**EXERCISE AIM**
Provide only the number of lines in the data below that contain the string "Dienstag".

Collected data
-*-*-
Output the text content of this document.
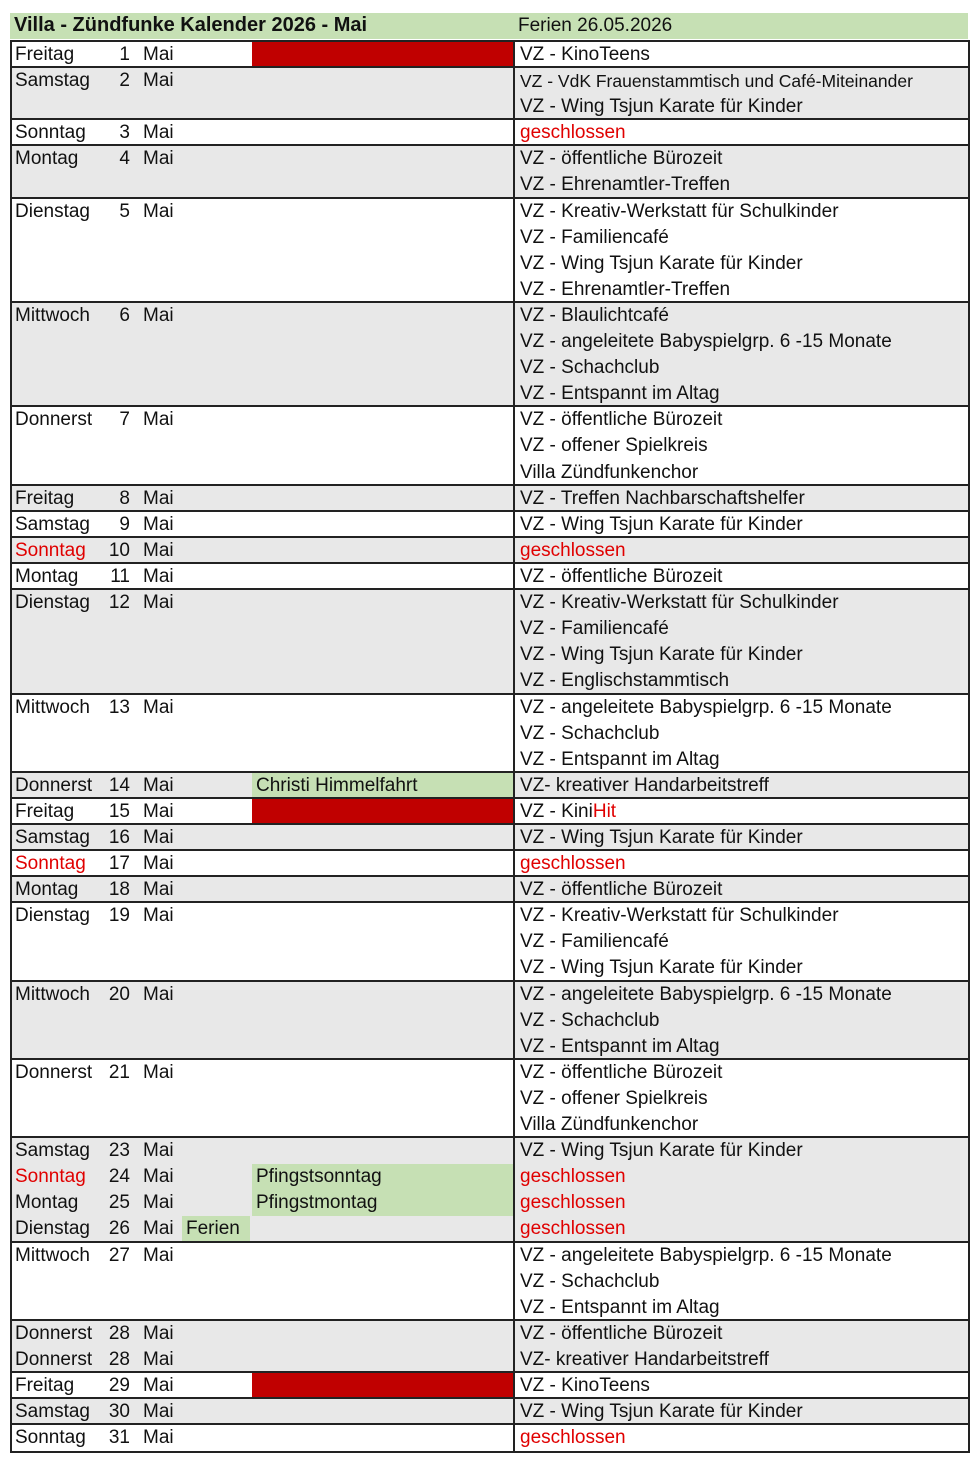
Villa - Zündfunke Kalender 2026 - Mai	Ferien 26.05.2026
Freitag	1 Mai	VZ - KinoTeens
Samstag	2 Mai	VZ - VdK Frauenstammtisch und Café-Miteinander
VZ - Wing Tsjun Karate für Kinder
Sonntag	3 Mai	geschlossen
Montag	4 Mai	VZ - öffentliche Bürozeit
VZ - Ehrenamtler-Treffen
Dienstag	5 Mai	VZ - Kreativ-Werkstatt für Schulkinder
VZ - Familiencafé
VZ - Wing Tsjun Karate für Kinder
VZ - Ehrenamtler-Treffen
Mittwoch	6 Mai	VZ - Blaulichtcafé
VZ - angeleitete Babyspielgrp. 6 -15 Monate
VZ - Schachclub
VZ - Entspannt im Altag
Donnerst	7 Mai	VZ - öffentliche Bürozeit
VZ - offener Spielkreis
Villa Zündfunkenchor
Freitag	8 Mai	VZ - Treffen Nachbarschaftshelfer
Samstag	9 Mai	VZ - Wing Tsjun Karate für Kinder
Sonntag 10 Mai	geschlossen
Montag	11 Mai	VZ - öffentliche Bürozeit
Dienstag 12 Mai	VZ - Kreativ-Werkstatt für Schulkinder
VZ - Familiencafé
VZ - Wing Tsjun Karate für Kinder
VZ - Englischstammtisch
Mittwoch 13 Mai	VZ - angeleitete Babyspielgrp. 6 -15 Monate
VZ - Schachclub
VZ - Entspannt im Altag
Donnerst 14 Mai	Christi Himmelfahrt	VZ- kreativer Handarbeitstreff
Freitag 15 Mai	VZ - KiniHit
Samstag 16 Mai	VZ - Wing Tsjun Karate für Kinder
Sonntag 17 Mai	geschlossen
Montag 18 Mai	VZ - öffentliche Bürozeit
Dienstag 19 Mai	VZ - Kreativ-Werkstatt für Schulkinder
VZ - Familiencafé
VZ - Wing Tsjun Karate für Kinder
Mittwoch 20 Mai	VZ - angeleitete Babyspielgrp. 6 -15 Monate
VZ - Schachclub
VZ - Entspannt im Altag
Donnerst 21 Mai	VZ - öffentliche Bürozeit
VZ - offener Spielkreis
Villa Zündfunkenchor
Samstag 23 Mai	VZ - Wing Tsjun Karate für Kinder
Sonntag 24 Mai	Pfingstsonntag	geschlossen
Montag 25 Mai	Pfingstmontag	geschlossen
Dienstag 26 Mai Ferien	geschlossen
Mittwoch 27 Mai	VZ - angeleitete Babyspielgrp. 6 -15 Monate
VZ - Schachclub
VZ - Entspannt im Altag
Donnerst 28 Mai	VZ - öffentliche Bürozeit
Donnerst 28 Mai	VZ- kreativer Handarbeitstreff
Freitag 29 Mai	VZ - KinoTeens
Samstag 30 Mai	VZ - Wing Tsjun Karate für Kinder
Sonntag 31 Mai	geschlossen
-*-*-
**TASK OUTPUT**
4